_Quelle_
========================================
Hamburg. Airbus muss bei der Fertigung des A321XLR spezielle Anforderungen umsetzen. Chinesen liefern ersten A320-Konkurrent aus.

Das neue Herzstück ist zugleich die größte Herausforderung: Mit dem A321XLR betritt Airbus Neuland. Direkt hinter den Tragflächen des Mittelstreckenfliegers klafft zunächst eine Lücke im unteren Rumpf. Es ist der Platz für den Zusatztank, der 12.900 Liter fasst und den Einsatz der 44,51 Meter langen Maschine auf der Langstrecke möglich macht – daher die Bezeichnung XLR für extralange Reichweite. 8700 Kilometer sollen nonstop möglich sein, das reicht für Direktflüge von Hamburg nach Vancouver.

Der Tank verleiht der Konstruktion das Spezielle: Der Tank wird Teil der äußeren Rumpfstruktur, auf die bei Start und Landung sowie durch Druck- und Temperaturunterschiede große Kräfte wirken. Trotzdem muss er stabil bleiben, darf sich nicht verformen. Zwar kennt der Flugzeugbauer solche Konstruktionen aus dem Verteidigungs- und Raumfahrtbereich. Aber: „Es ist das erste Mal, dass wir in ein ziviles Flugzeug so einen Tank in dieser Größe hineinbauen“, sagte Airbus-Manager André Walter einst dem Abendblatt. Keine Überraschung also, dass die Luftaufsichtsbehörden genau hinschauen.
========================================
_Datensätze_
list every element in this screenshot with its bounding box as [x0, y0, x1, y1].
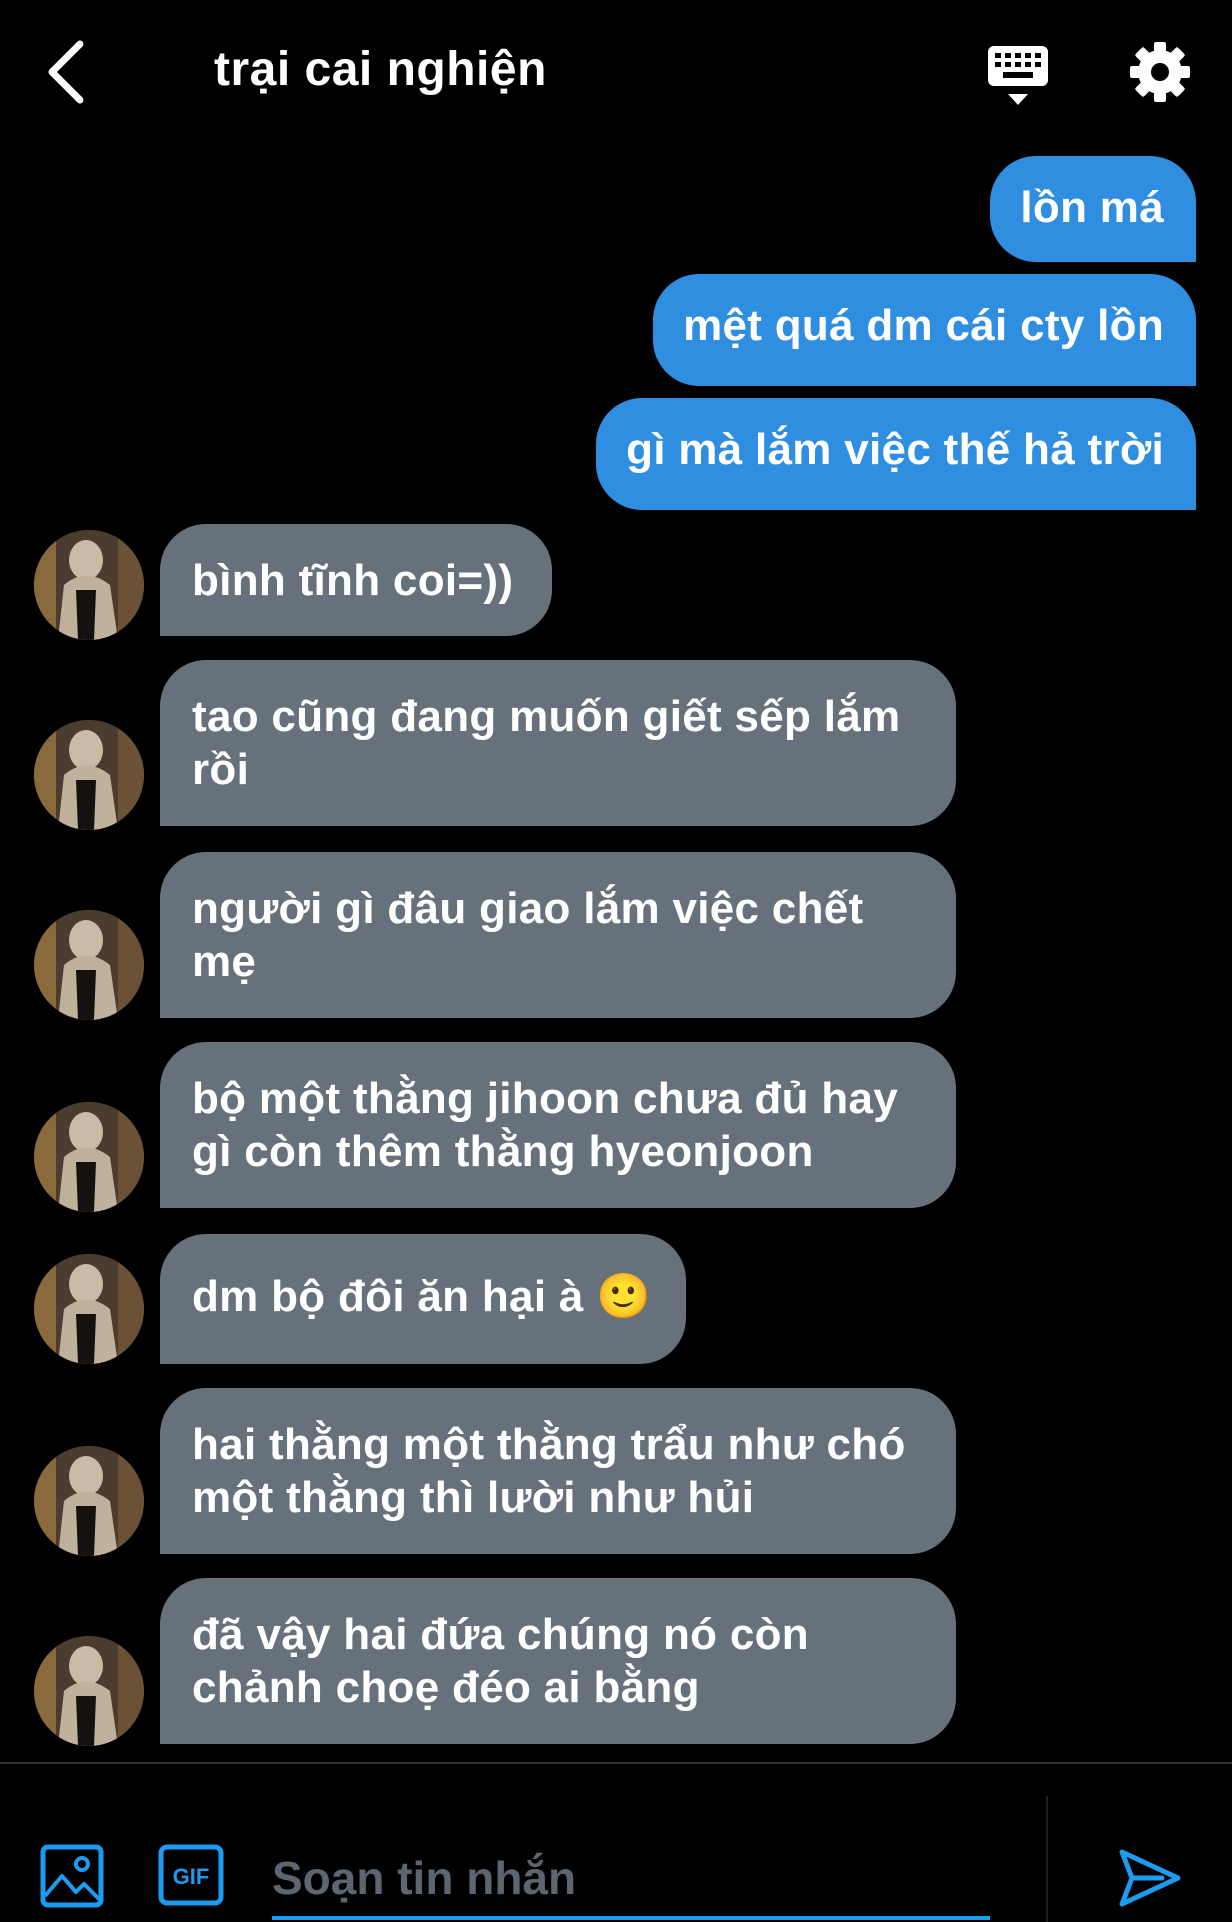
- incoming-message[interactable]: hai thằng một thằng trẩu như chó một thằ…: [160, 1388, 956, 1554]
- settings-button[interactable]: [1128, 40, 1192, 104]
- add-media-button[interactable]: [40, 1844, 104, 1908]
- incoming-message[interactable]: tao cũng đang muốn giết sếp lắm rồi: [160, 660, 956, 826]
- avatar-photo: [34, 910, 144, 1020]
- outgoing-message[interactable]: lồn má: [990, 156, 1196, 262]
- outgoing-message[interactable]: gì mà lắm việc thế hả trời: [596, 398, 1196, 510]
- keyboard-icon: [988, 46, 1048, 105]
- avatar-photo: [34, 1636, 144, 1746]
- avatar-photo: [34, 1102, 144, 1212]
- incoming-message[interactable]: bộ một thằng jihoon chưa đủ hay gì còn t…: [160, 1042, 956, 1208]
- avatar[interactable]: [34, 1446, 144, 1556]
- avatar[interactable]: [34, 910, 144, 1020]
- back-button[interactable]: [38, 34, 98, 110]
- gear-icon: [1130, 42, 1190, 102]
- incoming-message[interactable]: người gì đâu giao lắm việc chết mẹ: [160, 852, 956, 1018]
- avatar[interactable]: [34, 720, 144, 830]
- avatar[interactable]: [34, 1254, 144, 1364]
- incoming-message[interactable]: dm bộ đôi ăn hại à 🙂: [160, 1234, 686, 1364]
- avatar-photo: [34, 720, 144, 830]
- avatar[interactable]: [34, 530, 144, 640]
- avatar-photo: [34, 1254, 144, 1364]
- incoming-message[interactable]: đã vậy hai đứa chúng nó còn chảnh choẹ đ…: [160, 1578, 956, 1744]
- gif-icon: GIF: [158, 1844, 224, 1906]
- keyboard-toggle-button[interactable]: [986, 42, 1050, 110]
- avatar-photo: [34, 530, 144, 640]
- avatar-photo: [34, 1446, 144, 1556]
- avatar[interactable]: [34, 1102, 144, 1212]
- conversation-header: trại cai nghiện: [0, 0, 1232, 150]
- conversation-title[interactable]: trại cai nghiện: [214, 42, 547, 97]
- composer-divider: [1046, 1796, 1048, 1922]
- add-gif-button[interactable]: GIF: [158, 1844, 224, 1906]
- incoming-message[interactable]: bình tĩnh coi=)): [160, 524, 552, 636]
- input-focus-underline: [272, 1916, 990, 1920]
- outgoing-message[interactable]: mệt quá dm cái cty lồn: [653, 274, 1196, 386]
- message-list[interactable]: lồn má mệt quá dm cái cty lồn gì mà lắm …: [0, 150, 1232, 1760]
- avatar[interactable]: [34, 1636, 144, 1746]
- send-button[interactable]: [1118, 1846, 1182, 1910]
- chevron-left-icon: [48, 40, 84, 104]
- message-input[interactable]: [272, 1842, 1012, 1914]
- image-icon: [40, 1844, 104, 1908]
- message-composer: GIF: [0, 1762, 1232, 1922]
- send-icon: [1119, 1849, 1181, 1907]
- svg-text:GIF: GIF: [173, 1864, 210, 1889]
========================================
_Aufgabe_
Wie viele Liter fasst laut der Quelle über den A321XLR der Zusatztank?

_Antwort_
Der Zusatztank fasst 12.900 Liter.